PASSAGE
● ● ● ● ● ● ●

Sorry, the page move was silly. This is why I left a message for Coppertwig hereasking for help. I realized the db-g8 page move was not a great idea right after I asked an admin to do it. I swear I thought it was a really good idea right before that. A history merge would be ideal. Apologies. As far as {{db-t4}}, when the speedy I put on was denied, [2] I decided to move it to {{db-subpage}}, to preserve the history and get it out of the way of a new T4. I would take no issue with it being deleted, and {{db-t4}}, which is now a redirect, can certainly be deleted. I was not thinking to create a dependant template at {{db-imagepage}} simply because I do not think it will come up all that often. ~ JohnnyMrNinja 17:53, 24 September 2008 (UTC)

Charlotte Ronson

I wrote an article about Charlotte Ronson. No, she's not the most well known person in the world, but anyone involved in the fashion world at all, many that live in New York, and people who know of the family in general know who she is. She's a designer and showed at Bryant Park, pretty impressive and pretty well known obviously. Yet, for some reason unknown to me, my page was deleted. I used sources, etc. etc. and as far as I know, didn't do anything wrong, yet the post is now gone.

Somebody please explain this to me. 65.32.130.128 (talk) 23:52, 23 September 2008 (UTC)

You're going to have to provide us more information before anyone can investigate this. No page has ever existed at the title Charlotte Ronson. Your contribution history shows some work done at Wikipedia talk:Articles for creation/Submissions/Charlotte Ronson but again, nothing has ever been deleted. (An established editor did review your work and declined to move it from that draft space into the main article space but he/she already left you a detailed explaination of the reasons for the decline.) Rossami (talk) 00:03, 24 September 2008 (UTC)
I must also point out that anonymous editors through IP addresses can't create articles on Wikipedia. The author for this article is Theydiskox. Is that you? (That can be rhetorical.) ←Signed:→Mr. E. Sánchez Get to know me! / Talk to me!←at≈:→ 11:48, 24 September 2008 (UTC)

● ● ● ● ● ● ●

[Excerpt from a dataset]
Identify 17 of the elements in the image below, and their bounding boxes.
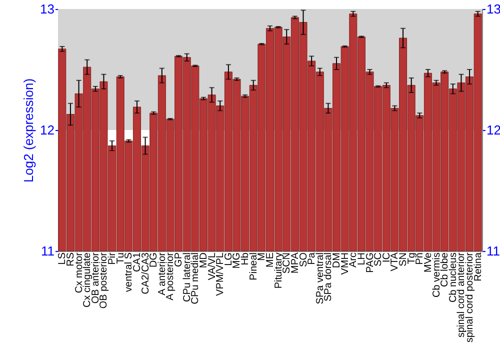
y-tick-label: 11: [41, 244, 54, 258]
x-tick-label: LH: [356, 252, 368, 266]
y-axis-title: Log2 (expression): [21, 78, 36, 183]
x-tick-label: MVe: [422, 252, 434, 273]
x-tick-label: RS: [65, 252, 76, 266]
x-tick-label: Tg: [406, 252, 418, 264]
x-tick-label: A posterior: [165, 252, 176, 300]
y-tick-label: 12: [40, 122, 54, 138]
x-tick-label: CA1: [132, 252, 143, 272]
y2-tick-label: 12: [486, 122, 500, 138]
x-tick-label: ME: [265, 252, 276, 268]
y2-tick-label: 11: [486, 244, 500, 258]
x-tick-label: MPA: [290, 252, 301, 274]
x-tick-label: Pituitary: [273, 252, 284, 289]
x-tick-label: OB posterior: [98, 252, 110, 309]
y-tick-label: 13: [40, 2, 54, 16]
y2-tick-label: 13: [486, 2, 500, 16]
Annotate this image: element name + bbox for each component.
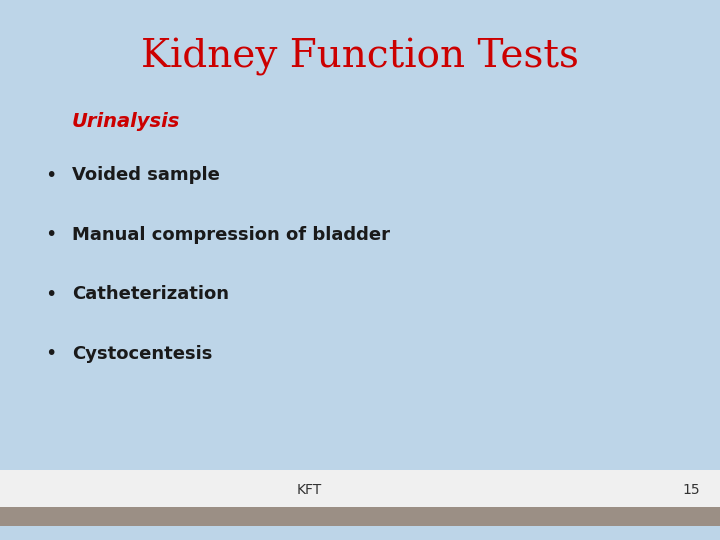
Text: KFT: KFT — [297, 483, 323, 497]
FancyBboxPatch shape — [0, 507, 720, 526]
Text: •: • — [45, 166, 56, 185]
Text: Manual compression of bladder: Manual compression of bladder — [72, 226, 390, 244]
Text: •: • — [45, 344, 56, 363]
Text: •: • — [45, 225, 56, 245]
FancyBboxPatch shape — [0, 470, 720, 508]
Text: Catheterization: Catheterization — [72, 285, 229, 303]
Text: Cystocentesis: Cystocentesis — [72, 345, 212, 363]
Text: 15: 15 — [683, 483, 700, 497]
Text: Urinalysis: Urinalysis — [72, 112, 181, 131]
Text: •: • — [45, 285, 56, 304]
Text: Kidney Function Tests: Kidney Function Tests — [141, 38, 579, 76]
Text: Voided sample: Voided sample — [72, 166, 220, 185]
FancyBboxPatch shape — [0, 526, 720, 540]
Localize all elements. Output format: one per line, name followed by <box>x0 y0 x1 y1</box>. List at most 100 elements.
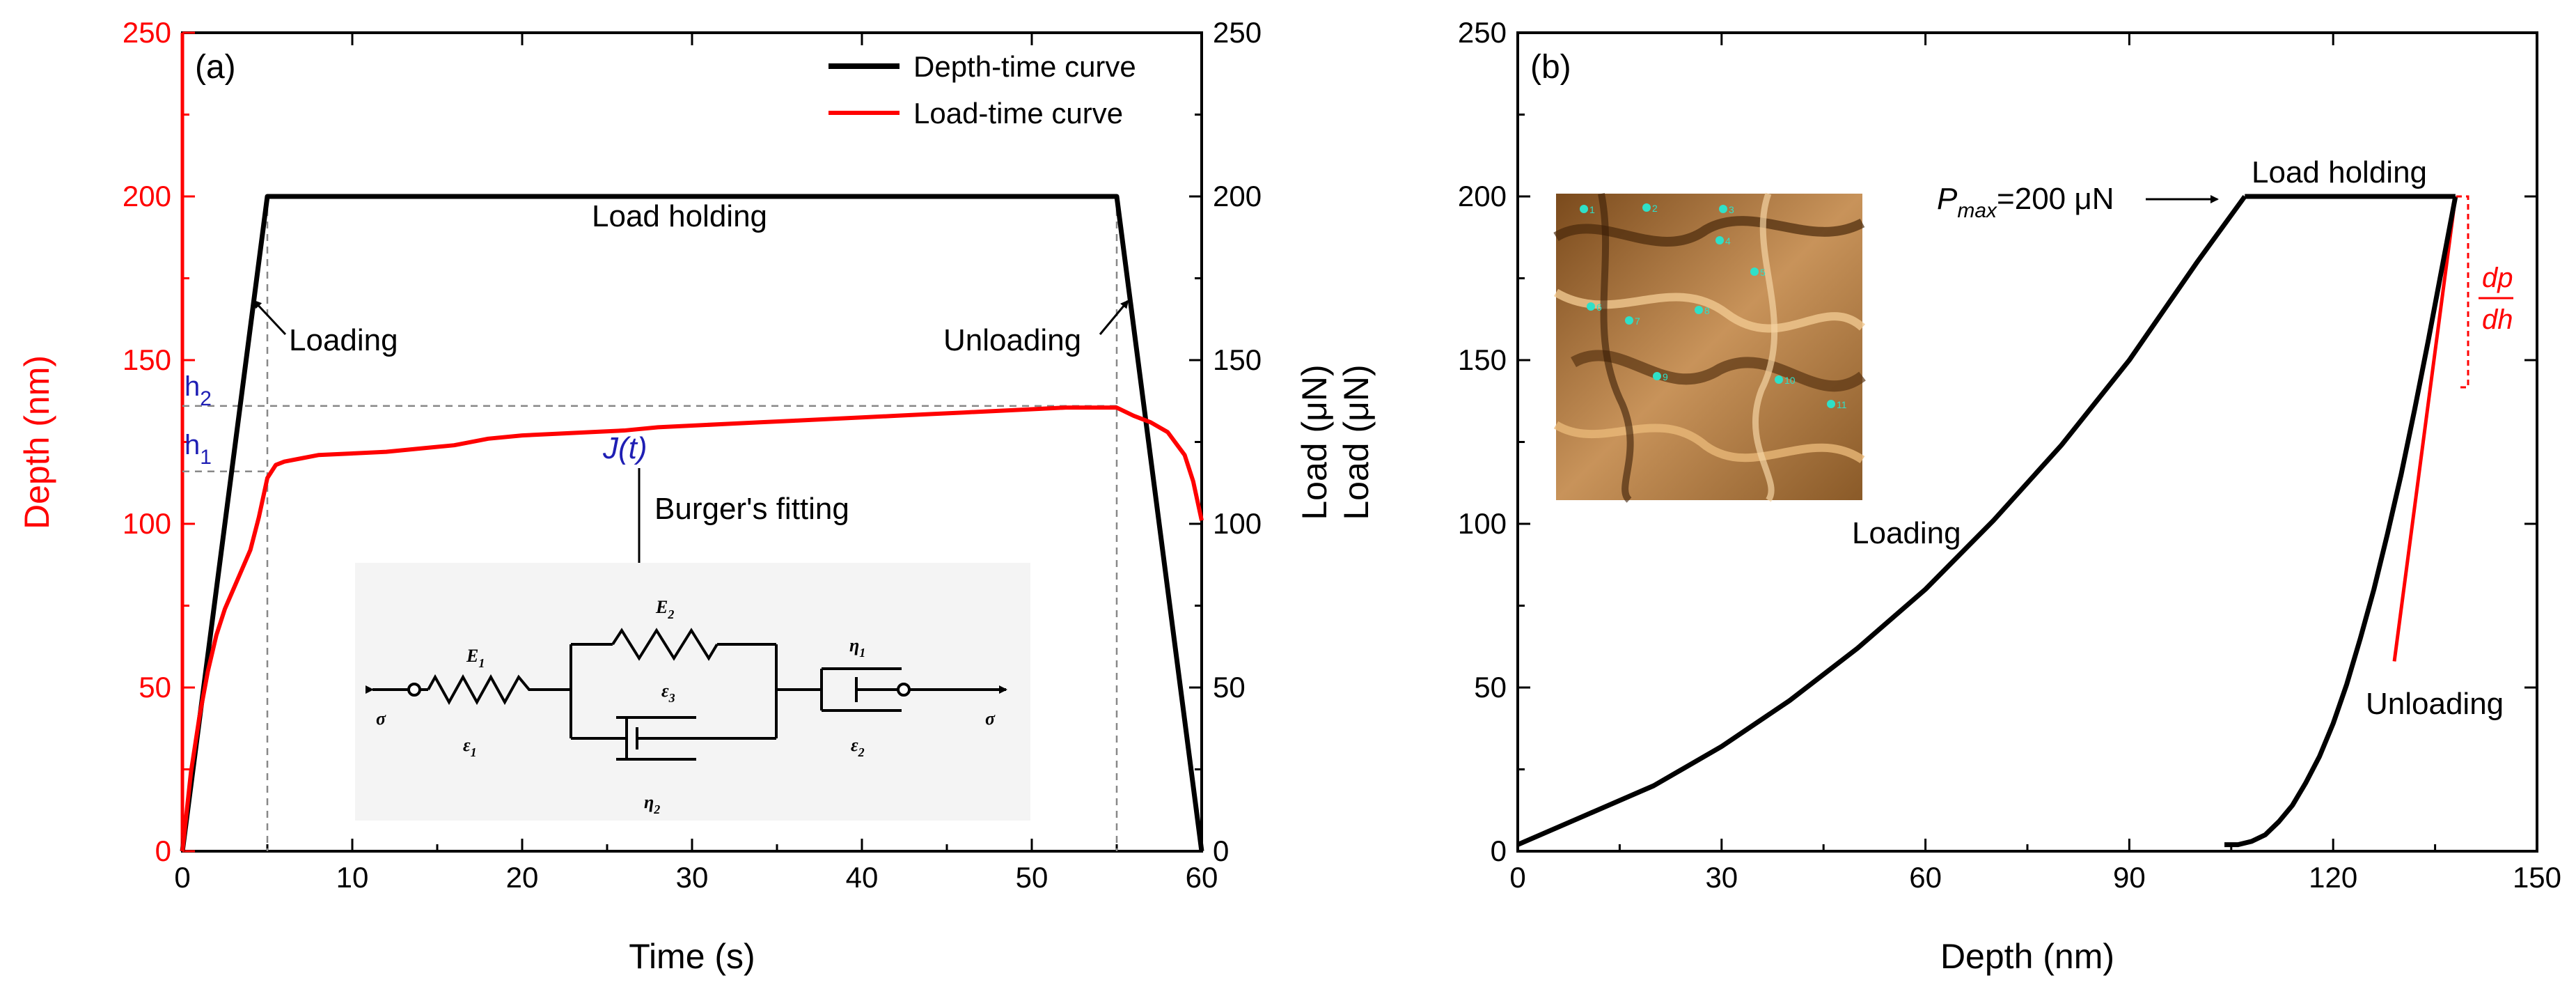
y-tick-label-right-a: 0 <box>1213 834 1229 867</box>
svg-text:dp: dp <box>2482 263 2513 293</box>
afm-marker-label: 6 <box>1596 302 1602 313</box>
panel-a-label: (a) <box>195 49 236 86</box>
x-tick-label-b: 30 <box>1705 861 1738 894</box>
series-line-loading <box>1516 194 2247 847</box>
afm-marker-label: 1 <box>1589 204 1595 215</box>
svg-text:σ: σ <box>985 708 996 729</box>
afm-marker-label: 9 <box>1663 371 1668 382</box>
afm-marker-label: 4 <box>1725 235 1731 247</box>
afm-marker-dot <box>1642 203 1651 212</box>
svg-text:η1: η1 <box>849 635 865 660</box>
panel-a-xlabel: Time (s) <box>629 937 755 976</box>
afm-marker-label: 5 <box>1760 267 1766 278</box>
series-line-unloading <box>2224 196 2458 848</box>
panel-b-xlabel: Depth (nm) <box>1940 937 2114 976</box>
y-tick-label-left-a: 0 <box>155 834 171 867</box>
annotation-load-holding: Load holding <box>592 199 767 233</box>
svg-text:ε2: ε2 <box>851 735 865 759</box>
afm-marker-label: 11 <box>1837 399 1847 410</box>
y-tick-label-b: 0 <box>1491 834 1507 867</box>
svg-text:ε1: ε1 <box>463 735 477 759</box>
panel-b-ticks: 0 30 60 90 120 150 0 50 100 150 200 250 <box>1458 16 2561 894</box>
annotation-load-holding-b: Load holding <box>2252 155 2427 189</box>
y-tick-label-b: 200 <box>1458 180 1507 212</box>
afm-marker-dot <box>1719 205 1727 213</box>
annotation-dpdh: dp dh <box>2456 195 2513 389</box>
afm-marker-dot <box>1580 205 1588 213</box>
x-tick-label-b: 90 <box>2113 861 2146 894</box>
y-tick-label-right-a: 200 <box>1213 180 1262 212</box>
panel-b-tangent-line <box>2392 196 2458 662</box>
annotation-burgers-fitting: Burger's fitting <box>654 492 849 526</box>
afm-indent-markers: 1 2 3 4 5 6 7 8 9 10 11 <box>1580 203 1847 410</box>
annotation-loading-b: Loading <box>1852 516 1961 550</box>
afm-marker-dot <box>1827 400 1835 408</box>
x-tick-label-a: 20 <box>506 861 539 894</box>
svg-text:σ: σ <box>376 708 386 729</box>
svg-text:dh: dh <box>2482 304 2513 335</box>
panel-a-ylabel-right: Load (μN) <box>1295 364 1334 520</box>
annotation-loading-arrow <box>253 300 287 336</box>
afm-marker-label: 3 <box>1729 204 1734 215</box>
afm-marker-dot <box>1695 306 1703 314</box>
h1-label: h1 <box>184 430 212 469</box>
afm-marker-label: 7 <box>1635 316 1640 327</box>
annotation-pmax: Pmax=200 μN <box>1937 182 2114 222</box>
x-tick-label-a: 10 <box>336 861 369 894</box>
panel-a-series <box>180 194 1204 852</box>
x-tick-label-a: 50 <box>1016 861 1049 894</box>
y-tick-label-left-a: 50 <box>139 671 171 704</box>
legend-label-load: Load-time curve <box>913 97 1123 130</box>
y-tick-label-right-a: 150 <box>1213 343 1262 376</box>
panel-b-chart: 0 30 60 90 120 150 0 50 100 150 200 250 1 2 3 4 5 6 7 8 9 10… <box>1458 16 2561 976</box>
burgers-model-diagram: E1 E2 η1 η2 ε1 ε2 ε3 σ σ <box>355 563 1030 821</box>
afm-marker-dot <box>1587 302 1595 311</box>
panel-a-chart: 0 10 20 30 40 50 60050100150200250050100150200… <box>17 16 1376 976</box>
panel-b-series <box>1516 194 2458 848</box>
y-tick-label-right-a: 100 <box>1213 507 1262 540</box>
annotation-jt: J(t) <box>602 431 647 465</box>
afm-marker-label: 2 <box>1652 203 1658 214</box>
afm-marker-label: 8 <box>1704 305 1710 316</box>
y-tick-label-left-a: 150 <box>123 343 171 376</box>
y-tick-label-right-a: 50 <box>1213 671 1246 704</box>
x-tick-label-a: 0 <box>174 861 190 894</box>
y-tick-label-b: 50 <box>1474 671 1507 704</box>
y-tick-label-b: 150 <box>1458 343 1507 376</box>
y-tick-label-right-a: 250 <box>1213 16 1262 49</box>
afm-marker-dot <box>1653 372 1661 380</box>
panel-a-ticks: 0 10 20 30 40 50 60050100150200250050100150200… <box>123 16 1262 894</box>
panel-b-label: (b) <box>1530 49 1571 86</box>
y-tick-label-b: 250 <box>1458 16 1507 49</box>
x-tick-label-b: 0 <box>1509 861 1525 894</box>
afm-marker-dot <box>1750 267 1759 276</box>
svg-text:E1: E1 <box>466 646 485 670</box>
panel-a-reference-lines <box>182 196 1118 851</box>
annotation-unloading: Unloading <box>943 323 1081 357</box>
x-tick-label-b: 120 <box>2309 861 2357 894</box>
afm-marker-dot <box>1625 316 1633 325</box>
afm-marker-dot <box>1775 375 1783 384</box>
svg-text:η2: η2 <box>644 792 660 816</box>
annotation-unloading-arrow <box>1099 300 1129 335</box>
x-tick-label-a: 60 <box>1186 861 1218 894</box>
y-tick-label-left-a: 100 <box>123 507 171 540</box>
svg-text:E2: E2 <box>655 597 674 621</box>
annotation-loading: Loading <box>289 323 398 357</box>
x-tick-label-a: 30 <box>676 861 709 894</box>
y-tick-label-left-a: 250 <box>123 16 171 49</box>
series-line-load-time-curve <box>180 405 1204 852</box>
x-tick-label-b: 60 <box>1909 861 1942 894</box>
burgers-model-background <box>355 563 1030 821</box>
svg-text:ε3: ε3 <box>661 681 675 705</box>
afm-marker-dot <box>1715 236 1724 244</box>
y-tick-label-b: 100 <box>1458 507 1507 540</box>
h2-label: h2 <box>184 371 212 410</box>
panel-a-ylabel-right-repeat: Load (μN) <box>1337 364 1376 520</box>
panel-a-legend: Depth-time curve Load-time curve <box>828 50 1136 130</box>
x-tick-label-a: 40 <box>846 861 879 894</box>
afm-marker-label: 10 <box>1784 375 1796 386</box>
legend-label-depth: Depth-time curve <box>913 50 1136 83</box>
afm-inset-image: 1 2 3 4 5 6 7 8 9 10 11 <box>1553 192 1866 503</box>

● ● ● ● ● ● ●

EXERCISE INSTRUCTIONS
[A] In the discussion, where does the IP editor say Charlotte Ronson showed as a designer?
[B] Print the discussion between "I wrote an article" and "is now gone.", inclusive.

ANSWERS GIVEN
[A] At Bryant Park.

[B]
I wrote an article about Charlotte Ronson. No, she's not the most well known person in the world, but anyone involved in the fashion world at all, many that live in New York, and people who know of the family in general know who she is. She's a designer and showed at Bryant Park, pretty impressive and pretty well known obviously. Yet, for some reason unknown to me, my page was deleted. I used sources, etc. etc. and as far as I know, didn't do anything wrong, yet the post is now gone.